> MATERIAL SUPPLIED:
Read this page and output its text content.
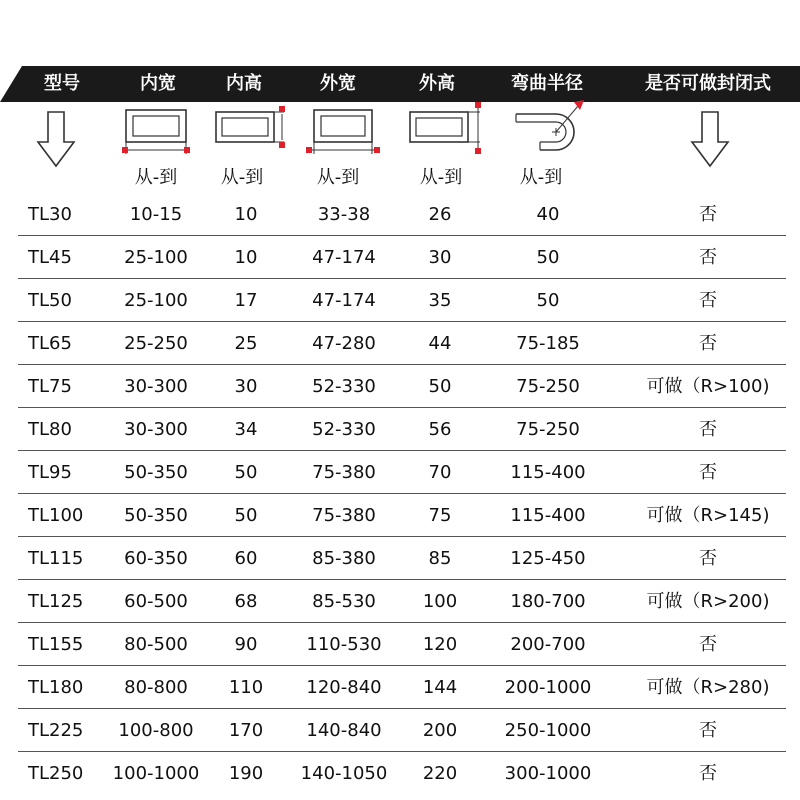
型号	内宽	内高	外宽	外高	弯曲半径	是否可做封闭式
从-到 从-到	从-到	从-到	从-到
TL30	10-15	10	33-38	26	40	否
TL45	25-100	10	47-174	30	50	否
TL50	25-100	17	47-174	35	50	否
TL65	25-250	25	47-280	44	75-185	否
TL75	30-300	30	52-330	50	75-250	可做（R>100)
TL80	30-300	34	52-330	56	75-250	否
TL95	50-350	50	75-380	70	115-400	否
TL100 50-350	50	75-380	75	115-400	可做（R>145)
TL115 60-350	60	85-380	85	125-450	否
TL125 60-500	68	85-530	100	180-700	可做（R>200)
TL155 80-500	90	110-530 120	200-700	否
TL180 80-800 110 120-840 144	200-1000	可做（R>280)
TL225 100-800 170 140-840 200	250-1000	否
TL250 100-1000 190 140-1050 220	300-1000	否
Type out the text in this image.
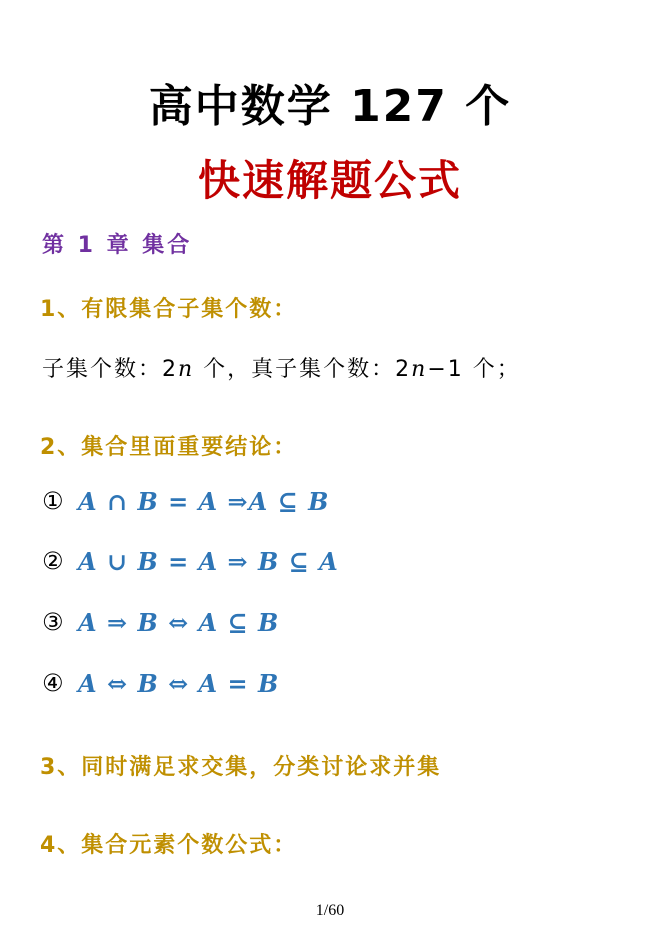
高中数学 127 个
快速解题公式
第 1 章 集合
1、有限集合子集个数：
子集个数：2n 个，真子集个数：2n−1 个；
2、集合里面重要结论：
① A ∩ B = A ⇒A ⊆ B
② A ∪ B = A ⇒ B ⊆ A
③ A ⇒ B ⇔ A ⊆ B
④ A ⇔ B ⇔ A = B
3、同时满足求交集，分类讨论求并集
4、集合元素个数公式：
1/60
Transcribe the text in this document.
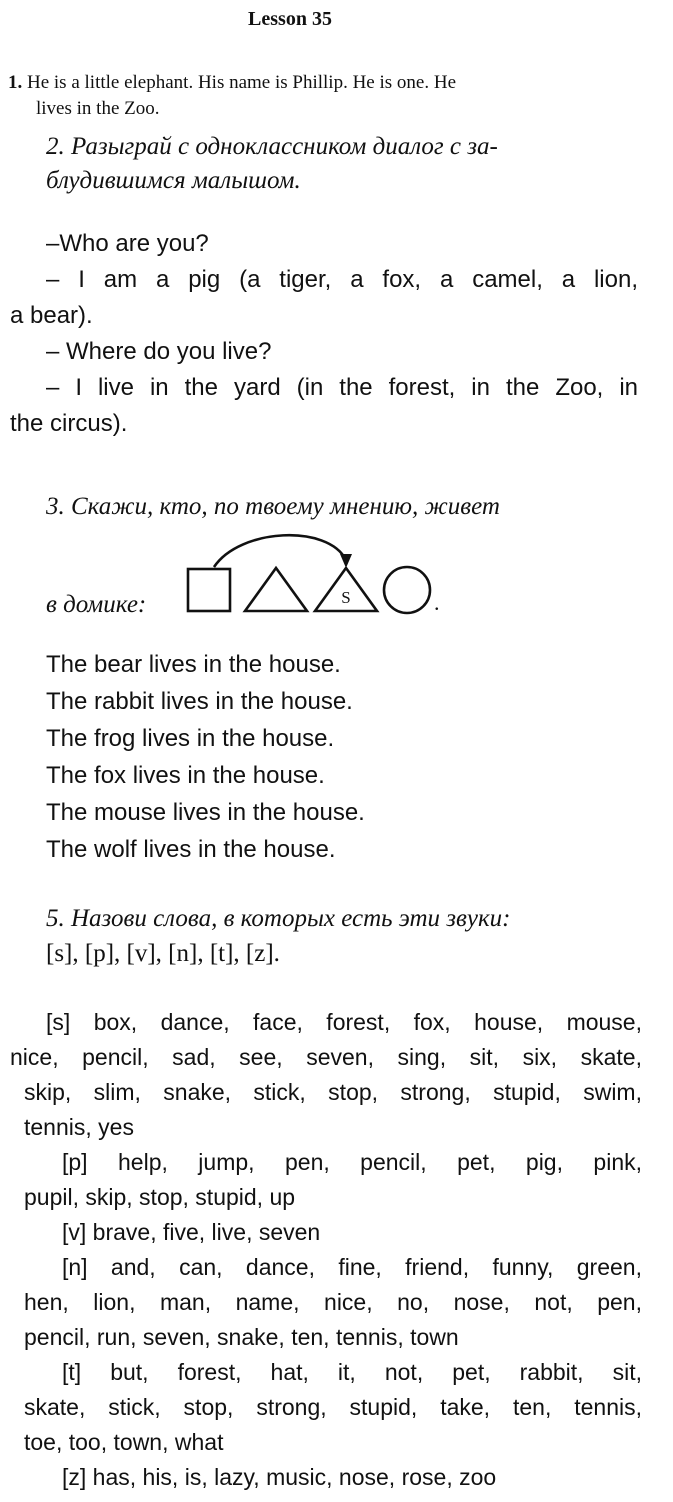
Lesson 35
1. He is a little elephant. His name is Phillip. He is one. He
lives in the Zoo.
2. Разыграй с одноклассником диалог с за-
блудившимся малышом.
–Who are you?
– I am a pig (a tiger, a fox, a camel, a lion,
a bear).
– Where do you live?
– I live in the yard (in the forest, in the Zoo, in
the circus).
3. Скажи, кто, по твоему мнению, живет
в домике:	S	.
The bear lives in the house.
The rabbit lives in the house.
The frog lives in the house.
The fox lives in the house.
The mouse lives in the house.
The wolf lives in the house.
5. Назови слова, в которых есть эти звуки:
[s], [p], [v], [n], [t], [z].
[s] box, dance, face, forest, fox, house, mouse,
nice, pencil, sad, see, seven, sing, sit, six, skate,
skip, slim, snake, stick, stop, strong, stupid, swim,
tennis, yes
[p] help, jump, pen, pencil, pet, pig, pink,
pupil, skip, stop, stupid, up
[v] brave, five, live, seven
[n] and, can, dance, fine, friend, funny, green,
hen, lion, man, name, nice, no, nose, not, pen,
pencil, run, seven, snake, ten, tennis, town
[t] but, forest, hat, it, not, pet, rabbit, sit,
skate, stick, stop, strong, stupid, take, ten, tennis,
toe, too, town, what
[z] has, his, is, lazy, music, nose, rose, zoo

> WHAT THIS TASK INVOLVES: Copy each line exactly, and leave the pictures out of your copy.

> ANSWER TO THIS TASK:
Read this page and output its text content.
型号	内宽	内高	外宽	外高	弯曲半径	是否可做封闭式
从-到 从-到	从-到	从-到	从-到
TL30	10-15	10	33-38	26	40	否
TL45	25-100	10	47-174	30	50	否
TL50	25-100	17	47-174	35	50	否
TL65	25-250	25	47-280	44	75-185	否
TL75	30-300	30	52-330	50	75-250	可做（R>100)
TL80	30-300	34	52-330	56	75-250	否
TL95	50-350	50	75-380	70	115-400	否
TL100 50-350	50	75-380	75	115-400	可做（R>145)
TL115 60-350	60	85-380	85	125-450	否
TL125 60-500	68	85-530	100	180-700	可做（R>200)
TL155 80-500	90	110-530 120	200-700	否
TL180 80-800 110 120-840 144	200-1000	可做（R>280)
TL225 100-800 170 140-840 200	250-1000	否
TL250 100-1000 190 140-1050 220	300-1000	否
Type out the text in this image.
高中数学 127 个
快速解题公式
第 1 章 集合
1、有限集合子集个数：
子集个数：2n 个，真子集个数：2n−1 个；
2、集合里面重要结论：
① A ∩ B = A ⇒A ⊆ B
② A ∪ B = A ⇒ B ⊆ A
③ A ⇒ B ⇔ A ⊆ B
④ A ⇔ B ⇔ A = B
3、同时满足求交集，分类讨论求并集
4、集合元素个数公式：
1/60
Transcribe the text in this document.
Lesson 35
1. He is a little elephant. His name is Phillip. He is one. He
lives in the Zoo.
2. Разыграй с одноклассником диалог с за-
блудившимся малышом.
–Who are you?
– I am a pig (a tiger, a fox, a camel, a lion,
a bear).
– Where do you live?
– I live in the yard (in the forest, in the Zoo, in
the circus).
3. Скажи, кто, по твоему мнению, живет
в домике:	S	.
The bear lives in the house.
The rabbit lives in the house.
The frog lives in the house.
The fox lives in the house.
The mouse lives in the house.
The wolf lives in the house.
5. Назови слова, в которых есть эти звуки:
[s], [p], [v], [n], [t], [z].
[s] box, dance, face, forest, fox, house, mouse,
nice, pencil, sad, see, seven, sing, sit, six, skate,
skip, slim, snake, stick, stop, strong, stupid, swim,
tennis, yes
[p] help, jump, pen, pencil, pet, pig, pink,
pupil, skip, stop, stupid, up
[v] brave, five, live, seven
[n] and, can, dance, fine, friend, funny, green,
hen, lion, man, name, nice, no, nose, not, pen,
pencil, run, seven, snake, ten, tennis, town
[t] but, forest, hat, it, not, pet, rabbit, sit,
skate, stick, stop, strong, stupid, take, ten, tennis,
toe, too, town, what
[z] has, his, is, lazy, music, nose, rose, zoo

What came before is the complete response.